> **Task to carry out**: Extract every line from the records below that contains the word "Moyenne".

> **Exercise materials**:
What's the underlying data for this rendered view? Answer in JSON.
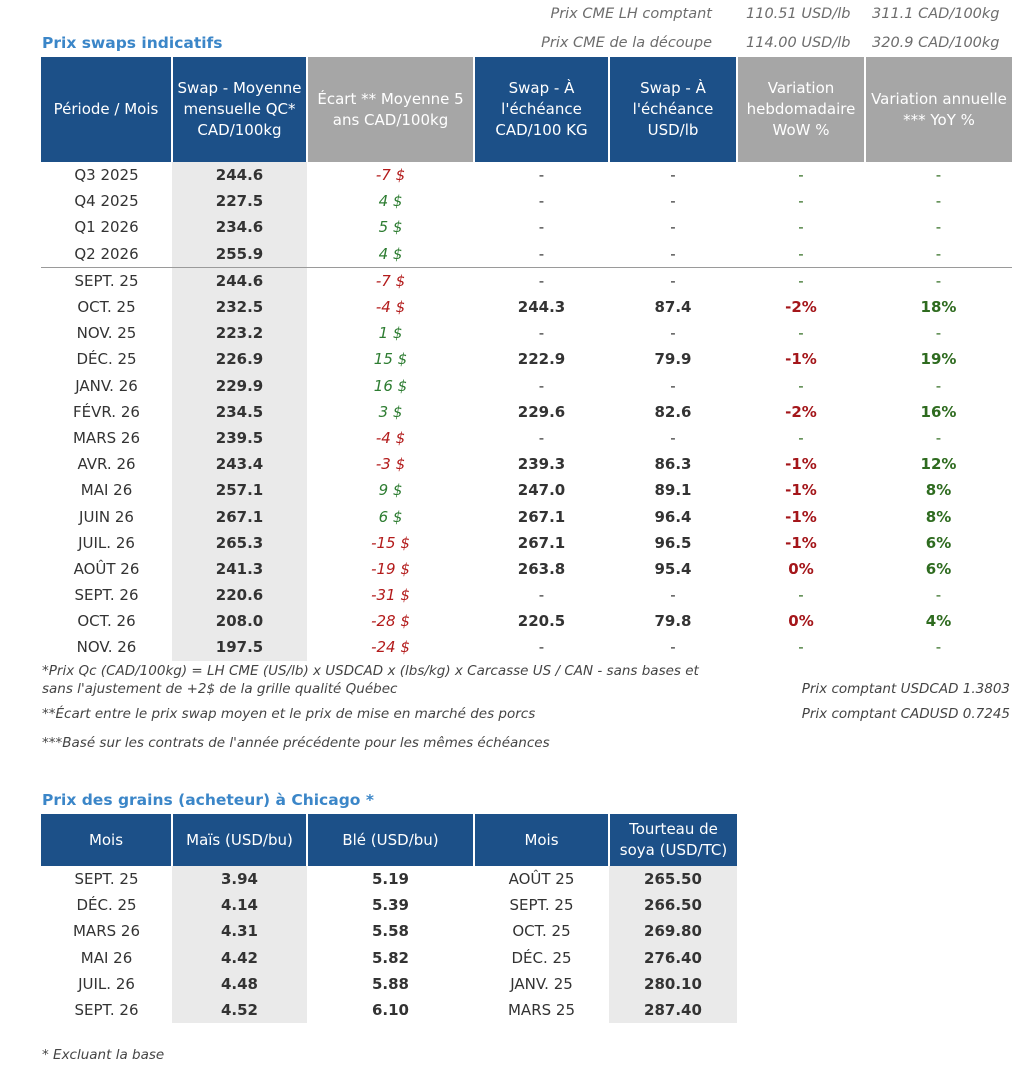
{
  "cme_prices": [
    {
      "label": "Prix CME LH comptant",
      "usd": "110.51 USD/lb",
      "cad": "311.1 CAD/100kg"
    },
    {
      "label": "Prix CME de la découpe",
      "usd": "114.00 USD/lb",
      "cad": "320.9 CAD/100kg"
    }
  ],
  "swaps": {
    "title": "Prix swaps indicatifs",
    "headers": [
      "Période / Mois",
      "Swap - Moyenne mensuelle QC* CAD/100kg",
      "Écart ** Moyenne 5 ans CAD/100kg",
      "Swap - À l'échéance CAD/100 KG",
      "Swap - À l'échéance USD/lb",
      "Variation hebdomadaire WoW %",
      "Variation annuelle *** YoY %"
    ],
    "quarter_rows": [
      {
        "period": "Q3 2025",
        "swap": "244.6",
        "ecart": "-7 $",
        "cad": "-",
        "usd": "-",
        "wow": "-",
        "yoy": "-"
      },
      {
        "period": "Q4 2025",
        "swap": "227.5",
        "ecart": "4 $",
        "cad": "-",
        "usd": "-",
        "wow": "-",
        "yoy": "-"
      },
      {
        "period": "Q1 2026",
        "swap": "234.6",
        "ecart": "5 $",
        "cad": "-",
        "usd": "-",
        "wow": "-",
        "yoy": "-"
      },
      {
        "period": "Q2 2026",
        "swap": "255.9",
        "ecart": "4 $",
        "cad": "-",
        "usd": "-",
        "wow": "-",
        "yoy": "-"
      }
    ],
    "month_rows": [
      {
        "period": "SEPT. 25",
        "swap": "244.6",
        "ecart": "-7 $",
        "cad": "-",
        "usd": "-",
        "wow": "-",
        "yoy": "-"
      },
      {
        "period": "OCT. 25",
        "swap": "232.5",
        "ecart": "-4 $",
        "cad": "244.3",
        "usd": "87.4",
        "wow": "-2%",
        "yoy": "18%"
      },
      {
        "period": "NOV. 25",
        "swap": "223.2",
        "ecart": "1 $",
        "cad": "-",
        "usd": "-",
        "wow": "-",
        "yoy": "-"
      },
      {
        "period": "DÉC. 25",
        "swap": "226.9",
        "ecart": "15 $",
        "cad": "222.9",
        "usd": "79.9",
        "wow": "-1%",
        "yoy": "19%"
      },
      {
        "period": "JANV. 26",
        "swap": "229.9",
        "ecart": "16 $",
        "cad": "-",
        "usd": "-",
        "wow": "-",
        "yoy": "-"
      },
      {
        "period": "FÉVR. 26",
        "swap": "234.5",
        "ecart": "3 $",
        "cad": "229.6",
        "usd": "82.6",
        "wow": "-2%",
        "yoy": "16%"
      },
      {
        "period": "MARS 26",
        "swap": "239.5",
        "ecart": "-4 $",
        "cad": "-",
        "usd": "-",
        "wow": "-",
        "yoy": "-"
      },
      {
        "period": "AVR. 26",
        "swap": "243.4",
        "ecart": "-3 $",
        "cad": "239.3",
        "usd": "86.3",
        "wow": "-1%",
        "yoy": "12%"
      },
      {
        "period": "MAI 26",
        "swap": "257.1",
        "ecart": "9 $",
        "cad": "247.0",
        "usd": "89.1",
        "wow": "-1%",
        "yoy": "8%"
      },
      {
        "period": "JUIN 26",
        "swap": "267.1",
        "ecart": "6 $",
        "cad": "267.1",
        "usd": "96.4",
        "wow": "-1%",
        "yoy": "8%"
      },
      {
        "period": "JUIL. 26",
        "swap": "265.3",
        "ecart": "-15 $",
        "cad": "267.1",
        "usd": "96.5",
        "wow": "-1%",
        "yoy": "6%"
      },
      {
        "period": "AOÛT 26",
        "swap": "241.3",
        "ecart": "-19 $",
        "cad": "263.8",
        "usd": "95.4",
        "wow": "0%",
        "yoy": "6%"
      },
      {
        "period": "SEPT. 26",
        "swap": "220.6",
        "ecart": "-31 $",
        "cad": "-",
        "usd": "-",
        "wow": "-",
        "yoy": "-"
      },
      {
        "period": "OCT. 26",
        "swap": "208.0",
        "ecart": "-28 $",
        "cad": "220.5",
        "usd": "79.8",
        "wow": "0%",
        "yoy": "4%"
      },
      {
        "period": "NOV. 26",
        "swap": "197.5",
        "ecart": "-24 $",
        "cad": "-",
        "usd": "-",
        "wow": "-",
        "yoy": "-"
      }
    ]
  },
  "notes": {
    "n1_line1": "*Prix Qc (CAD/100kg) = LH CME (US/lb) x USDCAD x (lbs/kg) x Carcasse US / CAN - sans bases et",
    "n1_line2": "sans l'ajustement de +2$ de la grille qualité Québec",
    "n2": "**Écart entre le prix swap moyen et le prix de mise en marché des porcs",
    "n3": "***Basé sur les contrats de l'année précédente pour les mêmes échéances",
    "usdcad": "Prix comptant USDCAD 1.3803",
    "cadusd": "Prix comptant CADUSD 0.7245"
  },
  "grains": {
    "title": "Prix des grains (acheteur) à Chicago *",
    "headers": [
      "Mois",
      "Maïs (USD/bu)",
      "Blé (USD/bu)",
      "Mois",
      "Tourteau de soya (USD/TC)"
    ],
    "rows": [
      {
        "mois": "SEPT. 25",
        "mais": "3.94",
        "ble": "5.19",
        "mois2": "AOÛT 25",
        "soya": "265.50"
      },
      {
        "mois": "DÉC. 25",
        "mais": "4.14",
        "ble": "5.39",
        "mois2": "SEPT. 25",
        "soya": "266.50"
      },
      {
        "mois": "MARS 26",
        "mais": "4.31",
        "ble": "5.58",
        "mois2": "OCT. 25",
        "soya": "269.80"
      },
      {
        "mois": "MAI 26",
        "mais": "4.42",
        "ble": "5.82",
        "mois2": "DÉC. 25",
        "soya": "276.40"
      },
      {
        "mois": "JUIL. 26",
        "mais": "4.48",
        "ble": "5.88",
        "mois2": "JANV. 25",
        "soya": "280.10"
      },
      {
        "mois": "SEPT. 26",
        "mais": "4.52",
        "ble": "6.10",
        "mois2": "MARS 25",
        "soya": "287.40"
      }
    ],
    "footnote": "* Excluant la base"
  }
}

* * *

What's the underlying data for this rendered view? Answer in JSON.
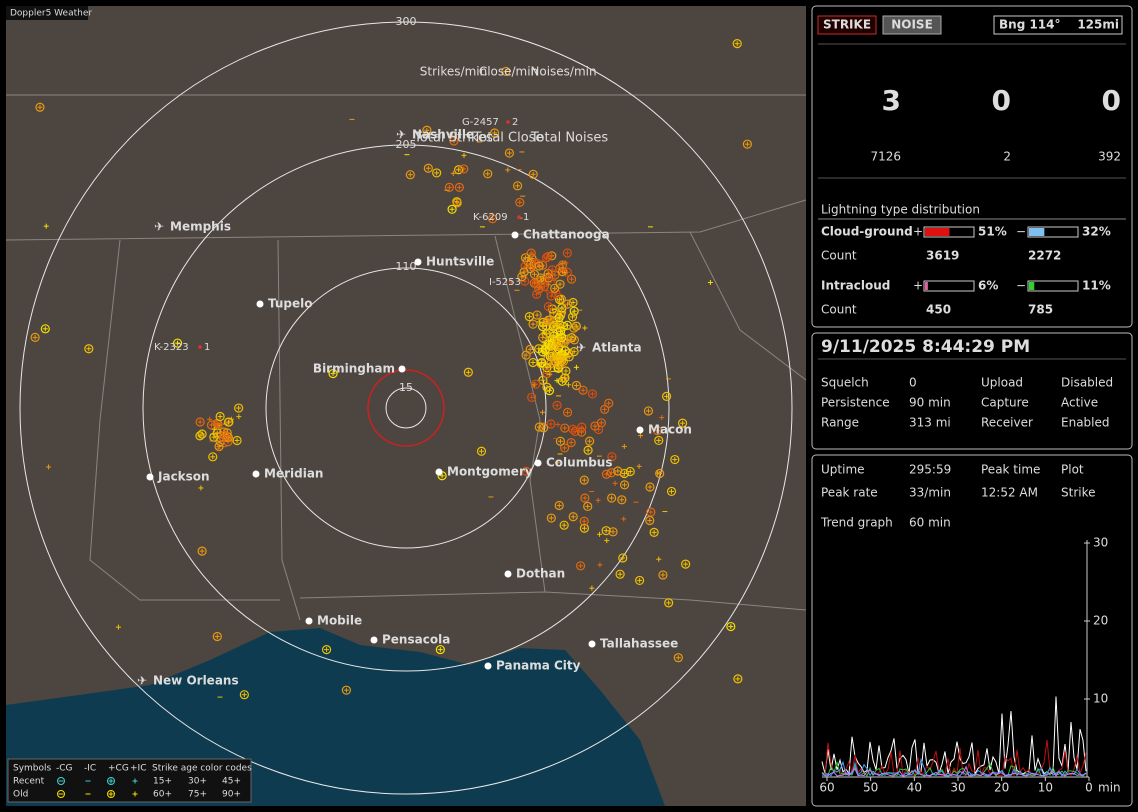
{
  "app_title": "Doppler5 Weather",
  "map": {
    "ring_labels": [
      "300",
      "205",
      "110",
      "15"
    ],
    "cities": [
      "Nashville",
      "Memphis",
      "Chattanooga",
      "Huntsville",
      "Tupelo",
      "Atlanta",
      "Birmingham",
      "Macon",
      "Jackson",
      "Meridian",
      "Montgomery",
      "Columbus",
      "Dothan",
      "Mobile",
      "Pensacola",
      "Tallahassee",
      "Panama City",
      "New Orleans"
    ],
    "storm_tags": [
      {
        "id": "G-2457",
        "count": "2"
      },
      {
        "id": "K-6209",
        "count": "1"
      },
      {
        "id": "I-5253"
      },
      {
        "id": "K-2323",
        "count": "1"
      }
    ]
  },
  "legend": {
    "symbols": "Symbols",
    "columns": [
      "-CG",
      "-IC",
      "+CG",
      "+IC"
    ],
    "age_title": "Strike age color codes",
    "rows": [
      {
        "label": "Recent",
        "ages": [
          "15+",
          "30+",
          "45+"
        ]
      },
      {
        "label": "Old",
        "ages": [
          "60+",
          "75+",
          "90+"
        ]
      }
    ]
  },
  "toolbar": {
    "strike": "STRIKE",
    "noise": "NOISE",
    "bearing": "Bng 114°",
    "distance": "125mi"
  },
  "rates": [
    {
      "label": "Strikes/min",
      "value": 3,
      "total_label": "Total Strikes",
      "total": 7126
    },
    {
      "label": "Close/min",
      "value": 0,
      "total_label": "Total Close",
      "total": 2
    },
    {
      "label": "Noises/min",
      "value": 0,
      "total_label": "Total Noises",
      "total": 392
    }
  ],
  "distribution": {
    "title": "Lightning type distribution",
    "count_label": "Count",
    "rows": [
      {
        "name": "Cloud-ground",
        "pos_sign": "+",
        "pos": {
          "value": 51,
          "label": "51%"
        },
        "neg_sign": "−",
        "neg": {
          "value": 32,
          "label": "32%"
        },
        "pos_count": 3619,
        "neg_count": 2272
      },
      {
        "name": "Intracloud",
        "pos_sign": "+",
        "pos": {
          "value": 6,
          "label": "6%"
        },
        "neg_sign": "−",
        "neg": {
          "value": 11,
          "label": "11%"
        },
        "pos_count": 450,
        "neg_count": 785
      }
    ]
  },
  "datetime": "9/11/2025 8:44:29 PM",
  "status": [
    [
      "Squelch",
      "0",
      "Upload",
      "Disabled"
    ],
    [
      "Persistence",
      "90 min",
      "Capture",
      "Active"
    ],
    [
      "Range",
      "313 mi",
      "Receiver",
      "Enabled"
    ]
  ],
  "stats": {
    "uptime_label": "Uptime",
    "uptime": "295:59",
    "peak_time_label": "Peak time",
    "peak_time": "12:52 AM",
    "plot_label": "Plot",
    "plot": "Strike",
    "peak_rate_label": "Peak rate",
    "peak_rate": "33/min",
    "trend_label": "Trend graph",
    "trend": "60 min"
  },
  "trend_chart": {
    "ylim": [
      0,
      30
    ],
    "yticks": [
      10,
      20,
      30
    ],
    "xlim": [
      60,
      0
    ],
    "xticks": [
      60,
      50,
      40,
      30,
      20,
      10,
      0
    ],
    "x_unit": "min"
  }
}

...

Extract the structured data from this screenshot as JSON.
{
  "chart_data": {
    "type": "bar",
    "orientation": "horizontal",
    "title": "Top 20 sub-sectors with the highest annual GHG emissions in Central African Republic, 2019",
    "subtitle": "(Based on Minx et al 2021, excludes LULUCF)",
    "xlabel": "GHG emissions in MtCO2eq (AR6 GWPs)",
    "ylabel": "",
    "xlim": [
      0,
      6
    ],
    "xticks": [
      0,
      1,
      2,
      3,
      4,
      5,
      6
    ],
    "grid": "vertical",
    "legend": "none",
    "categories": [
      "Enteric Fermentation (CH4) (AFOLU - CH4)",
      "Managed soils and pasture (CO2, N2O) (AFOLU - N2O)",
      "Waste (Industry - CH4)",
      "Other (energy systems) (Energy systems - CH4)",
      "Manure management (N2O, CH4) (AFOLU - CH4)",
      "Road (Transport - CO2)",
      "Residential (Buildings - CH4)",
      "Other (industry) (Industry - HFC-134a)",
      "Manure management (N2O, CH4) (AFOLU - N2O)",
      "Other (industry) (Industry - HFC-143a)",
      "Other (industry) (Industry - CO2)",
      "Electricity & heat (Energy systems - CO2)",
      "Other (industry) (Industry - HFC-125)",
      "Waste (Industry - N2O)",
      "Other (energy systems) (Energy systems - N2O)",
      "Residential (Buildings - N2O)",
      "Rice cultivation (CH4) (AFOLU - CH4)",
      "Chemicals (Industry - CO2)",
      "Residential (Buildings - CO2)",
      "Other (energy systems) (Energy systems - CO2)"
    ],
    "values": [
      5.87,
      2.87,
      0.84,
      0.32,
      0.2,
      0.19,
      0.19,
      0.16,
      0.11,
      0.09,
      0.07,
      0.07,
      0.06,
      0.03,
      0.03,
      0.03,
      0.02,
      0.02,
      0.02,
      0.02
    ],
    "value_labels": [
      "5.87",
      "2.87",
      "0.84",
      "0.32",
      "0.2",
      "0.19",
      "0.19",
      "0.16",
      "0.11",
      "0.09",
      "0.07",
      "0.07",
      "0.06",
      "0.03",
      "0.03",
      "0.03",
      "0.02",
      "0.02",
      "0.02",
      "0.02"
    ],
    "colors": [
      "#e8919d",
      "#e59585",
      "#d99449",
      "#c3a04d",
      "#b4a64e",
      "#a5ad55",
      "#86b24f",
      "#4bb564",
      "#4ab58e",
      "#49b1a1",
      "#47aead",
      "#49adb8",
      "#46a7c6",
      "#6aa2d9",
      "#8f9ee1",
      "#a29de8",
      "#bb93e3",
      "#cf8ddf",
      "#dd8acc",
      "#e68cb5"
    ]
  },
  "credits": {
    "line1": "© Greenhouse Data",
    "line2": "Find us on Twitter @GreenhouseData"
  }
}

> **Answer for this exercise**:
      "Swap - Moyenne mensuelle QC* CAD/100kg",
      "Écart ** Moyenne 5 ans CAD/100kg",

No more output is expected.